* **Description of the task**: Show every line where "name" occurs.

─── Information given

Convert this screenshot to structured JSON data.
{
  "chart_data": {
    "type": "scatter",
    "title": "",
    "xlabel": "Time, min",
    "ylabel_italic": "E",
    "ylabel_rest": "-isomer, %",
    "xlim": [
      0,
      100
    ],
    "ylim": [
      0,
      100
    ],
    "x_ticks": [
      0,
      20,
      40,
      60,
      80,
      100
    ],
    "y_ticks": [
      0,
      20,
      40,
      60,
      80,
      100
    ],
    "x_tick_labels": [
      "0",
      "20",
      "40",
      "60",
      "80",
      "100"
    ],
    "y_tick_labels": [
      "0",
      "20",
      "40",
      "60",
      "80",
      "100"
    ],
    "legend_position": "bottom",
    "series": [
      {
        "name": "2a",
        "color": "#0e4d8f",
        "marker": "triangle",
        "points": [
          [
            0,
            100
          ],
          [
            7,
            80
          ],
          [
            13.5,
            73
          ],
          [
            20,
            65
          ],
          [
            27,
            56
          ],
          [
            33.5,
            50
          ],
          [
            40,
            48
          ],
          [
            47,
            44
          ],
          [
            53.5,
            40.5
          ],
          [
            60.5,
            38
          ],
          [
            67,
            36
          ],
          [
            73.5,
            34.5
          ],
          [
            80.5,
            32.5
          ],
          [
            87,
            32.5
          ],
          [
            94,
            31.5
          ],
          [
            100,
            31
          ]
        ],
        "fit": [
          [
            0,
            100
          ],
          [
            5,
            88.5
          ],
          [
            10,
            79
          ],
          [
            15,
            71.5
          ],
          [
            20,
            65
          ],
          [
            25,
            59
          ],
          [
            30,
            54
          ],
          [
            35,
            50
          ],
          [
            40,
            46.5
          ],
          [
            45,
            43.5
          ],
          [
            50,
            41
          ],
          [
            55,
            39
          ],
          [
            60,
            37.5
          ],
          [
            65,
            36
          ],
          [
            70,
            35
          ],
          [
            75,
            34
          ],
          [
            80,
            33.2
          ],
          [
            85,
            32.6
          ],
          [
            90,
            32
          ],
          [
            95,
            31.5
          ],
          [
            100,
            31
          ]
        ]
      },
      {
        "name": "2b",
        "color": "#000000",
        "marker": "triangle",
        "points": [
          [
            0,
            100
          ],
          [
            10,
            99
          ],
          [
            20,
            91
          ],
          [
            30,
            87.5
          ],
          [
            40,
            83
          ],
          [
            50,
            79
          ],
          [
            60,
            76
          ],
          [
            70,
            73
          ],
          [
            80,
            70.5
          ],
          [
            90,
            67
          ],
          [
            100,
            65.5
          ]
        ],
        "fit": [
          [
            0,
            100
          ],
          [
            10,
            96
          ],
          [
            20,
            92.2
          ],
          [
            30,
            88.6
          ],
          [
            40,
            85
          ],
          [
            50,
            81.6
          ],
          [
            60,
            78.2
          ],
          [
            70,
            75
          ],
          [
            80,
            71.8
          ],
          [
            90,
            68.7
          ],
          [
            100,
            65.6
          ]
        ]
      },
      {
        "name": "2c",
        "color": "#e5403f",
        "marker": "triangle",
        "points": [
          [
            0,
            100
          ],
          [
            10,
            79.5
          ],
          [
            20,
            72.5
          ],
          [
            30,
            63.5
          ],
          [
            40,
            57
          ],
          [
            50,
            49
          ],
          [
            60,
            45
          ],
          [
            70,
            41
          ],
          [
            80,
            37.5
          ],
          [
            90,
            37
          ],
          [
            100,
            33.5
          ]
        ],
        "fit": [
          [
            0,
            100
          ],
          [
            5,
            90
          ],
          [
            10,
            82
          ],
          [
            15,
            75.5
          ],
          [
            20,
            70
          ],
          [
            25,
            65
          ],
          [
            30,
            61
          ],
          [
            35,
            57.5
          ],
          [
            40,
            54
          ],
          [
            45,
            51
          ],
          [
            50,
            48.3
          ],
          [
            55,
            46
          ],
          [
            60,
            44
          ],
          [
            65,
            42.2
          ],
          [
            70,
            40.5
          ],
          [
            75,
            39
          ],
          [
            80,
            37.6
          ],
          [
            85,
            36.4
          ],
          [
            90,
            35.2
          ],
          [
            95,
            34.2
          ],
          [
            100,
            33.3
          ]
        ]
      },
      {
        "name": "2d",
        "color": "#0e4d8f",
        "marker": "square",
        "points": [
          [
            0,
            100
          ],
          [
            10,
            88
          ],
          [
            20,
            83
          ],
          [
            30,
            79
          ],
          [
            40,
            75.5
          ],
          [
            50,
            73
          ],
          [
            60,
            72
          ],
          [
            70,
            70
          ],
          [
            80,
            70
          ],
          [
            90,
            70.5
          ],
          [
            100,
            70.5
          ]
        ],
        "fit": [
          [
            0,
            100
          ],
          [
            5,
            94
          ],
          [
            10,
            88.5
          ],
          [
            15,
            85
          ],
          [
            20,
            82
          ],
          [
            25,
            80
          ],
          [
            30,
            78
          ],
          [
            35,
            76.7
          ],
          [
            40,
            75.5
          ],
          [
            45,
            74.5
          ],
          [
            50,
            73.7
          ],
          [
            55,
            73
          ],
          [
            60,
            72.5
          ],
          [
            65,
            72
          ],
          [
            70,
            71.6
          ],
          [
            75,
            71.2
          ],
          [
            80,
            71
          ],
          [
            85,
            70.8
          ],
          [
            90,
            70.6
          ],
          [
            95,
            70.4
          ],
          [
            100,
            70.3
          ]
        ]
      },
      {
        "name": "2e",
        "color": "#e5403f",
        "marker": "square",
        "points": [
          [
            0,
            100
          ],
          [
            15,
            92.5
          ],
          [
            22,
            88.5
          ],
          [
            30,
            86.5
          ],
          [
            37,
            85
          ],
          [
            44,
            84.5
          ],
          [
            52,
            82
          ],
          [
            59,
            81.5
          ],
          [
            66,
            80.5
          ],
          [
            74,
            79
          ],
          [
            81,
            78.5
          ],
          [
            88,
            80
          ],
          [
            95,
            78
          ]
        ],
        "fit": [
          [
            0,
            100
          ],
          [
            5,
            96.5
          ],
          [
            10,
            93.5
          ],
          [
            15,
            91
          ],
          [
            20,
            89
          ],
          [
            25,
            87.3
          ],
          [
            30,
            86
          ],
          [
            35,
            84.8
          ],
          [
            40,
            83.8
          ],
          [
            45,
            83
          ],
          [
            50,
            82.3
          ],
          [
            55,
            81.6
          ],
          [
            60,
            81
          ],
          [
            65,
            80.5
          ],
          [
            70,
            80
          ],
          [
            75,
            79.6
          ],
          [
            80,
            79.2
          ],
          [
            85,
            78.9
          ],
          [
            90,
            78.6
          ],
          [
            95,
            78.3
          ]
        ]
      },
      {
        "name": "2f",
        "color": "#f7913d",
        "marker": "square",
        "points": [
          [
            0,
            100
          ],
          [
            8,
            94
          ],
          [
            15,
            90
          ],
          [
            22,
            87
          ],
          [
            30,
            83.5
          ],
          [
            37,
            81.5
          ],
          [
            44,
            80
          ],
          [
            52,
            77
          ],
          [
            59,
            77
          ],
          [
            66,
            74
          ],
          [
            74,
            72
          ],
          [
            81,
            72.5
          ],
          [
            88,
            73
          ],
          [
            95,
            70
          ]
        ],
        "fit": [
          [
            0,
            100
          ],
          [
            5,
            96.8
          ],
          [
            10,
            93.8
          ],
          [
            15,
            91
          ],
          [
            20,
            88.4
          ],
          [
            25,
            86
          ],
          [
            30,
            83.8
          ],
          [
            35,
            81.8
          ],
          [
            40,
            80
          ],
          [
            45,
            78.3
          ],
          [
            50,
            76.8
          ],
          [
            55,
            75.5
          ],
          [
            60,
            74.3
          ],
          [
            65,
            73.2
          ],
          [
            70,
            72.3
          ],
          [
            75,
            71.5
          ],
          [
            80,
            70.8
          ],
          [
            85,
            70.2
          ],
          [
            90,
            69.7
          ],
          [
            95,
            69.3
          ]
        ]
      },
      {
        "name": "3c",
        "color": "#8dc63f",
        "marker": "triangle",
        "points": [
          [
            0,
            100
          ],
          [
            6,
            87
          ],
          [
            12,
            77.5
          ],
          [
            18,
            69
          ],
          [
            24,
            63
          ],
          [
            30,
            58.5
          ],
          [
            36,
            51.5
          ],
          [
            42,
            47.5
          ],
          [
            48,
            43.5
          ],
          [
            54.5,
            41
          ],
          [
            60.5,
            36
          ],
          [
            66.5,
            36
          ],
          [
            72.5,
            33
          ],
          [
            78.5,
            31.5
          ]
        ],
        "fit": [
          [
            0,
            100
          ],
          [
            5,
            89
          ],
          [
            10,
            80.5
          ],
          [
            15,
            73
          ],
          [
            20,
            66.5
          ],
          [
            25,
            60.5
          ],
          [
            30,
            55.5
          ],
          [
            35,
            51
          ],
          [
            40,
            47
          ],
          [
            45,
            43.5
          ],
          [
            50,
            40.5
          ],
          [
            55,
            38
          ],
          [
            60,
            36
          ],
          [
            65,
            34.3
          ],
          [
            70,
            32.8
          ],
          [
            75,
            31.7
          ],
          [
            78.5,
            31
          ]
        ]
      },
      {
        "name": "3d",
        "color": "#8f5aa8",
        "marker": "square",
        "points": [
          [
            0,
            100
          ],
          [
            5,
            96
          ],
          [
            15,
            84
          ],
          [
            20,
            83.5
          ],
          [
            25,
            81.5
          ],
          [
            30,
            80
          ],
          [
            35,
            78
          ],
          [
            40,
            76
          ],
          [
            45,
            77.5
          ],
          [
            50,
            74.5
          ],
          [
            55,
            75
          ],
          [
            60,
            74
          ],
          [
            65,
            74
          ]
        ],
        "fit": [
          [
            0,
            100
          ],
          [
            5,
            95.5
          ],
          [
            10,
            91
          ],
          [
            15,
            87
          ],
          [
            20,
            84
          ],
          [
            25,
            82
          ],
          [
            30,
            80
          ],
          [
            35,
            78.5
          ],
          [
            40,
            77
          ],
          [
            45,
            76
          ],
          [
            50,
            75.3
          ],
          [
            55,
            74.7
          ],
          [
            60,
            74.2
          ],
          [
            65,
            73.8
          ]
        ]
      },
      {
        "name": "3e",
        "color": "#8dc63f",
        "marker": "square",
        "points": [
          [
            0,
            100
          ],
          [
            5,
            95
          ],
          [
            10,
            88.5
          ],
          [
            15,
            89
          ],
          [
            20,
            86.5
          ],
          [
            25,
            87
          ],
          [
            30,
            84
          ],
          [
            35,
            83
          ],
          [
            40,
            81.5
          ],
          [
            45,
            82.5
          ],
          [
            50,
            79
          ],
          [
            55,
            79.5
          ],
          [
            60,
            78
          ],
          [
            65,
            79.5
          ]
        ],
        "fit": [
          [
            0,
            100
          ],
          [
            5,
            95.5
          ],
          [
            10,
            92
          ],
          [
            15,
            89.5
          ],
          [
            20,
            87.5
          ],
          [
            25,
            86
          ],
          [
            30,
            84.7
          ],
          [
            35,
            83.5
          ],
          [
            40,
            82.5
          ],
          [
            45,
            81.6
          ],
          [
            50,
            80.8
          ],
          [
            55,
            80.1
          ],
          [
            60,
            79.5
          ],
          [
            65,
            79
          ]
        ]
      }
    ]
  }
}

──────

* **Final result**:
        "name": "2a",
        "name": "2b",
        "name": "2c",
        "name": "2d",
        "name": "2e",
        "name": "2f",
        "name": "3c",
        "name": "3d",
        "name": "3e",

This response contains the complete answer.